REQUIREMENTS.
Check each line for the word "annotation" and report how many have it. Give nothing else.

Data tied to figure images:
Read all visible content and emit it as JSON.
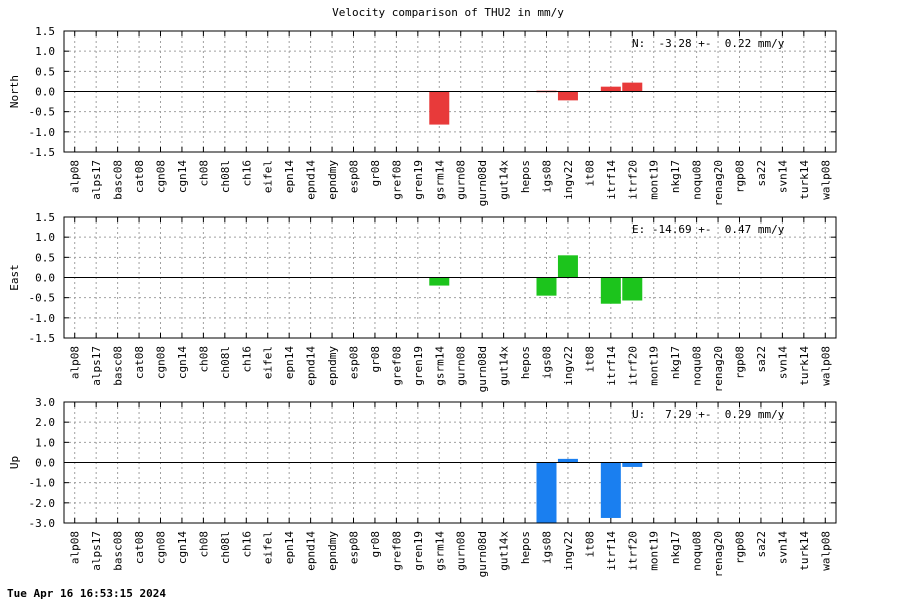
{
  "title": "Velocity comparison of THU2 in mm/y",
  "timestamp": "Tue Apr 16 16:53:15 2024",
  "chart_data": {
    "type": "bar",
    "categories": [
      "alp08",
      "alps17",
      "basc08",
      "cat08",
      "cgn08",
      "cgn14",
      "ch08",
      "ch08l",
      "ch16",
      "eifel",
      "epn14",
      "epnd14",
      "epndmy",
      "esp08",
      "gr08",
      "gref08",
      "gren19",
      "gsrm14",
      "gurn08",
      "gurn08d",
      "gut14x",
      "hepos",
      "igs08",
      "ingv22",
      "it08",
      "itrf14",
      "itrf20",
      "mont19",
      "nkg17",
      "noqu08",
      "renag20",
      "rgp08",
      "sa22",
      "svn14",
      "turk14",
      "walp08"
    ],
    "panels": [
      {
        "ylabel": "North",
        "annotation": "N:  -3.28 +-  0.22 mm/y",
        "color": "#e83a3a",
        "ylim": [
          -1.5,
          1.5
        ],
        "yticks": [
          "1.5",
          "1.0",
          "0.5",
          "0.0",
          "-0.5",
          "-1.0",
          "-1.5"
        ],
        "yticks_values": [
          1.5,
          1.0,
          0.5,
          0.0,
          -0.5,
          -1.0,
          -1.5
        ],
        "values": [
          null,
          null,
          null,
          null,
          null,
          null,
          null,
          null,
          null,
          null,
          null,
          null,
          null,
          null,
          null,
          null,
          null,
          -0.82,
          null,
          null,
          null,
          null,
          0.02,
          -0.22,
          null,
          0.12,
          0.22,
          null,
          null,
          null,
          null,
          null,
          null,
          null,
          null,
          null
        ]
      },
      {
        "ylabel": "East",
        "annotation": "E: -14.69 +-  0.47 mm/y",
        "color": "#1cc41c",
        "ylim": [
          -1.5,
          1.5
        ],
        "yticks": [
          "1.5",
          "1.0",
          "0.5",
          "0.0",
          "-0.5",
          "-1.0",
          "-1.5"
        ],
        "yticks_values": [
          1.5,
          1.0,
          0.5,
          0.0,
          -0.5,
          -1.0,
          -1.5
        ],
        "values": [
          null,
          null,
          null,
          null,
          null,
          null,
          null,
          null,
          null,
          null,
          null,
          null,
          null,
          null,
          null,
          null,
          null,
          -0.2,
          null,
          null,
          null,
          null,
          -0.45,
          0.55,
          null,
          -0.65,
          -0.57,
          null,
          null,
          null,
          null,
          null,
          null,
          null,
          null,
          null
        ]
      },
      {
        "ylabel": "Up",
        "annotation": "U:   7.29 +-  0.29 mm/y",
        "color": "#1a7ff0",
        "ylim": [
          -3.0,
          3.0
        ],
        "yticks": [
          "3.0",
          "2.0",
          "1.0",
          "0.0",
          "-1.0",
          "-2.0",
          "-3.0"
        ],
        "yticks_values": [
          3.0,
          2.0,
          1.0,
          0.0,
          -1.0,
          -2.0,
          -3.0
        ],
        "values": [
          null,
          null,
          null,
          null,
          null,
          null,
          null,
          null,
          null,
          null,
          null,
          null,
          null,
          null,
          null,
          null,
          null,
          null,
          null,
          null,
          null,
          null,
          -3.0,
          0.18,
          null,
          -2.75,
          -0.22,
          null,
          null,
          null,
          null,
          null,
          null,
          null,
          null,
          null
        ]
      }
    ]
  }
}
...
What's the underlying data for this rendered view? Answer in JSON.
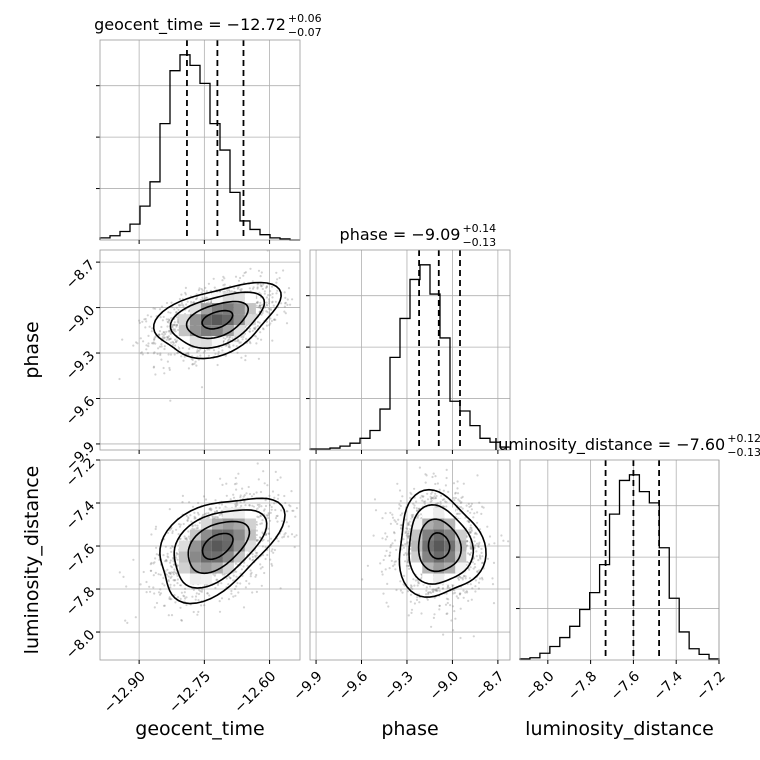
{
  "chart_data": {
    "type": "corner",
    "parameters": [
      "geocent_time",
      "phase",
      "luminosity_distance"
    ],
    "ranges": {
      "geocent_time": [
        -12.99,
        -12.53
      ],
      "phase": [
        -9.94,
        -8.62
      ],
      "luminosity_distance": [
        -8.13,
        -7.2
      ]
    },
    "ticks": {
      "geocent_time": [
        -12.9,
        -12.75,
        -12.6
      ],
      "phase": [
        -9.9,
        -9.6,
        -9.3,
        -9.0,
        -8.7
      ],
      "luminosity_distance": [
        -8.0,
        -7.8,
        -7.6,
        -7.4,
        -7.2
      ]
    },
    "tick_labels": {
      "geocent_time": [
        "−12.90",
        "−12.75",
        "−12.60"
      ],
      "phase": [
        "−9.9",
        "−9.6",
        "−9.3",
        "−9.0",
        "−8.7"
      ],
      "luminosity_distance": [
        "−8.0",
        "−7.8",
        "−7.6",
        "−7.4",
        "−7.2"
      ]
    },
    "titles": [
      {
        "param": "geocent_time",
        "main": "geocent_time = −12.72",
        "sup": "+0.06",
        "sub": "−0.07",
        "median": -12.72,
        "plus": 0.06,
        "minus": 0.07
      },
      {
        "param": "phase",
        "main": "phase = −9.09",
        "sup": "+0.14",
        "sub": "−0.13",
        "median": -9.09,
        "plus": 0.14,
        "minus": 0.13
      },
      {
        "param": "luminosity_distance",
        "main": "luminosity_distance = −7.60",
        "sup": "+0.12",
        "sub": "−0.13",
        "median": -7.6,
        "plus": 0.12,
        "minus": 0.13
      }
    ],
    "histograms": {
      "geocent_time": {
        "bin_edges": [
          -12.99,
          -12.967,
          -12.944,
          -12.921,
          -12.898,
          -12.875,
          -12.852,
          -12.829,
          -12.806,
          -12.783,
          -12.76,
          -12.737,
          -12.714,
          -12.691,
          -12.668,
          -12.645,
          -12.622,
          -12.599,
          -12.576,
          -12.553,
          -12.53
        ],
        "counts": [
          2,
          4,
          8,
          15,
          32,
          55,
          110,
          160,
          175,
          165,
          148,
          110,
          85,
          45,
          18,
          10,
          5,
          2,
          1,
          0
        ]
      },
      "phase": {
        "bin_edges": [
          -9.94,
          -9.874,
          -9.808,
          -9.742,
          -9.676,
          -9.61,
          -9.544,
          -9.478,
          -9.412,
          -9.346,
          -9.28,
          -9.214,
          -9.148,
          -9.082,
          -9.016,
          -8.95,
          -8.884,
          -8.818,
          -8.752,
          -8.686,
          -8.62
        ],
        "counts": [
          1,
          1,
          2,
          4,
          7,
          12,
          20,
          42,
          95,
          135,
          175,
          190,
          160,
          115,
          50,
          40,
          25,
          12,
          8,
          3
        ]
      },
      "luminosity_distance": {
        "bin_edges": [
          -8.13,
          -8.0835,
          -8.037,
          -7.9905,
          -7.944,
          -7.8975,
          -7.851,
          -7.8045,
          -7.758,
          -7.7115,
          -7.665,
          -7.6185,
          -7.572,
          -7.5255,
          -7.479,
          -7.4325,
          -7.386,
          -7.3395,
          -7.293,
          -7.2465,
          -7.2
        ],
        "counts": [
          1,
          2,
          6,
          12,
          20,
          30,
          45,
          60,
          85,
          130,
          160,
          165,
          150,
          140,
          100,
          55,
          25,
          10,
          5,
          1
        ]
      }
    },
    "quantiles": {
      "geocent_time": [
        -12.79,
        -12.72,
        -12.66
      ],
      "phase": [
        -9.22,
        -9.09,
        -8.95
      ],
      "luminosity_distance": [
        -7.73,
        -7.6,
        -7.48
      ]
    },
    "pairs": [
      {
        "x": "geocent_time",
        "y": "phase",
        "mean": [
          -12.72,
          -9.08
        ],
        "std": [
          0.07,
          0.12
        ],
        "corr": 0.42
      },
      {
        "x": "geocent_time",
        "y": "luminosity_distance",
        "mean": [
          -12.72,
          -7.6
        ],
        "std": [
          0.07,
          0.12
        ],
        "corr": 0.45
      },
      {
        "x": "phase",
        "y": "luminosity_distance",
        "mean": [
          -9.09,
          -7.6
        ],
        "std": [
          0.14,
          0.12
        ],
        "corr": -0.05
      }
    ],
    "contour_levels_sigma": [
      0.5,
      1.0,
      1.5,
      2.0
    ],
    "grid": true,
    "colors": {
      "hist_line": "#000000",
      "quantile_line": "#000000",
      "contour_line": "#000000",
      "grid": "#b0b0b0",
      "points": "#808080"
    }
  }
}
---
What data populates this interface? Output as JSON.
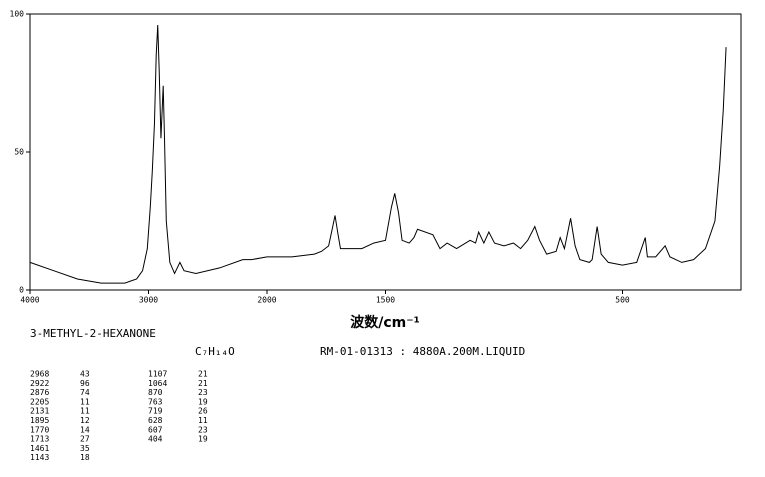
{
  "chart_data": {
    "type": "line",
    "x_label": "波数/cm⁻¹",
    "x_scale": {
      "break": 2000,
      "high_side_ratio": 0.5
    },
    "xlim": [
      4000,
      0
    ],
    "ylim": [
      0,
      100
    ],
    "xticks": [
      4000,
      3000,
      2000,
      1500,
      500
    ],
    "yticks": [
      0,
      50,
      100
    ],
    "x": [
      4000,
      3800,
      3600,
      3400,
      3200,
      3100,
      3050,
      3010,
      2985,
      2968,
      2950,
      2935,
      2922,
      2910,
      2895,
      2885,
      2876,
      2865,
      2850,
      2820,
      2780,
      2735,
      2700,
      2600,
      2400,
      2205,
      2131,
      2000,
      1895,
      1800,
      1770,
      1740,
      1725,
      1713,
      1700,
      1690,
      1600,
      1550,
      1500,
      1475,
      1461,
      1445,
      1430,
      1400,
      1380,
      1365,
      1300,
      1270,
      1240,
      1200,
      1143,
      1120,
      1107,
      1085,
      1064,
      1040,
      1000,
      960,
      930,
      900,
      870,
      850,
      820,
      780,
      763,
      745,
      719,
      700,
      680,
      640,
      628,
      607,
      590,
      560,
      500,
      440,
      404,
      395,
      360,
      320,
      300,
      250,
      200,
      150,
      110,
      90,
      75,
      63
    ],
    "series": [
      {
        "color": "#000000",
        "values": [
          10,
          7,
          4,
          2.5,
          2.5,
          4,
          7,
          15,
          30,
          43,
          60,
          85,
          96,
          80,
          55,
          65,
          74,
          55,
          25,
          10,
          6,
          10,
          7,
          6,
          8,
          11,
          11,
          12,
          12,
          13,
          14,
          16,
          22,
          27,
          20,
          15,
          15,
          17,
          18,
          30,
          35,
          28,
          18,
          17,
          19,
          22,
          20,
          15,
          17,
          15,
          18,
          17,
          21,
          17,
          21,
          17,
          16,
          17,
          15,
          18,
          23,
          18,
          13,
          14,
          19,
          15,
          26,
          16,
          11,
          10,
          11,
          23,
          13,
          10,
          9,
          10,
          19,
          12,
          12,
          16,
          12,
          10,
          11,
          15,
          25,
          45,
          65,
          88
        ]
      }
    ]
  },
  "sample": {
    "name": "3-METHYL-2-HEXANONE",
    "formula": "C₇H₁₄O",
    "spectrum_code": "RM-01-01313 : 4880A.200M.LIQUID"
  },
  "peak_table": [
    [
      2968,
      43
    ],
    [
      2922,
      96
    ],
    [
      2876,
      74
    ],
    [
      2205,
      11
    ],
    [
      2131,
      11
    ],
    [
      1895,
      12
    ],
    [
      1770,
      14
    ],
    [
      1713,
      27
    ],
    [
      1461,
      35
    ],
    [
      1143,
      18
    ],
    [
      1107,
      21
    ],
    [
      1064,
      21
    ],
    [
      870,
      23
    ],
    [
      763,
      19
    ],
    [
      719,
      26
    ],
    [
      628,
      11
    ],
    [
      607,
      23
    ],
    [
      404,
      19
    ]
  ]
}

WORKED SOLUTION.
3